- **Available data**
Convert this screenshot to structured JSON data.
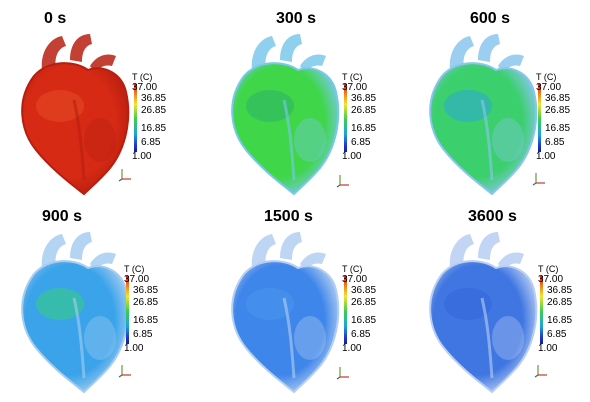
{
  "legend": {
    "title": "T (C)",
    "values": [
      "37.00",
      "36.85",
      "26.85",
      "16.85",
      "6.85",
      "1.00"
    ]
  },
  "panels": [
    {
      "time": "0 s",
      "fill": "#d62a14",
      "edge": "#b81e10",
      "highlight": "#e84a24"
    },
    {
      "time": "300 s",
      "fill": "#3fd64a",
      "edge": "#7ac8ea",
      "highlight": "#2eb36a"
    },
    {
      "time": "600 s",
      "fill": "#3bcf6e",
      "edge": "#8ac6ee",
      "highlight": "#2fa8d8"
    },
    {
      "time": "900 s",
      "fill": "#3aa3ea",
      "edge": "#a6cdf0",
      "highlight": "#34d07a"
    },
    {
      "time": "1500 s",
      "fill": "#3f86ea",
      "edge": "#b3cff2",
      "highlight": "#4a97ec"
    },
    {
      "time": "3600 s",
      "fill": "#3f76e2",
      "edge": "#b8cef2",
      "highlight": "#3564d8"
    }
  ]
}
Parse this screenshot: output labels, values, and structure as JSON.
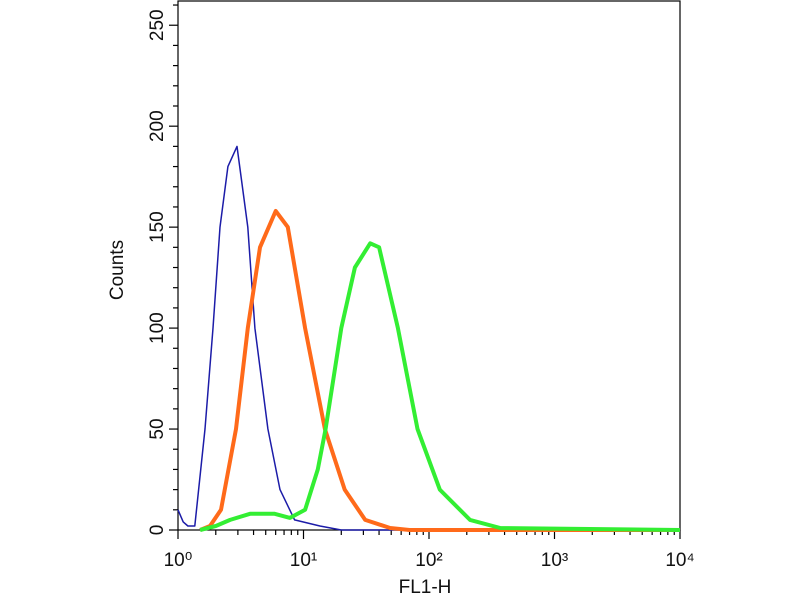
{
  "chart_data": {
    "type": "histogram-line",
    "xlabel": "FL1-H",
    "ylabel": "Counts",
    "log_x": true,
    "xlim": [
      1,
      10000
    ],
    "ylim": [
      0,
      262
    ],
    "xticks": [
      {
        "value": 1,
        "label": "10⁰"
      },
      {
        "value": 10,
        "label": "10¹"
      },
      {
        "value": 100,
        "label": "10²"
      },
      {
        "value": 1000,
        "label": "10³"
      },
      {
        "value": 10000,
        "label": "10⁴"
      }
    ],
    "yticks": [
      0,
      50,
      100,
      150,
      200,
      250
    ],
    "series": [
      {
        "color": "#1c1ca8",
        "width": 1.5,
        "x": [
          1,
          1.1,
          1.2,
          1.36,
          1.64,
          1.9,
          2.16,
          2.5,
          2.95,
          3.6,
          4.1,
          5.2,
          6.5,
          8.5,
          13.5,
          20,
          10000
        ],
        "values": [
          10,
          4,
          2,
          2,
          50,
          100,
          150,
          180,
          190,
          150,
          100,
          50,
          20,
          5,
          2,
          0,
          0
        ]
      },
      {
        "color": "#ff6a1a",
        "width": 4,
        "x": [
          1.5,
          1.8,
          2.2,
          2.9,
          3.6,
          4.5,
          6,
          7.5,
          10.3,
          14.8,
          21.3,
          31,
          49,
          70,
          10000
        ],
        "values": [
          0,
          2,
          10,
          50,
          100,
          140,
          158,
          150,
          100,
          50,
          20,
          5,
          1,
          0,
          0
        ]
      },
      {
        "color": "#33ee33",
        "width": 4,
        "x": [
          1.5,
          2,
          2.6,
          3.75,
          5.9,
          7.8,
          10.3,
          13,
          15,
          20,
          25.7,
          34,
          40,
          56.5,
          81,
          122,
          212,
          370,
          10000
        ],
        "values": [
          0,
          2,
          5,
          8,
          8,
          6,
          10,
          30,
          50,
          100,
          130,
          142,
          140,
          100,
          50,
          20,
          5,
          1,
          0
        ]
      }
    ]
  }
}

- **Given request**
From the data above, work out how many lines hold "highlight". Answer with the number alone.

- **Correct output**
6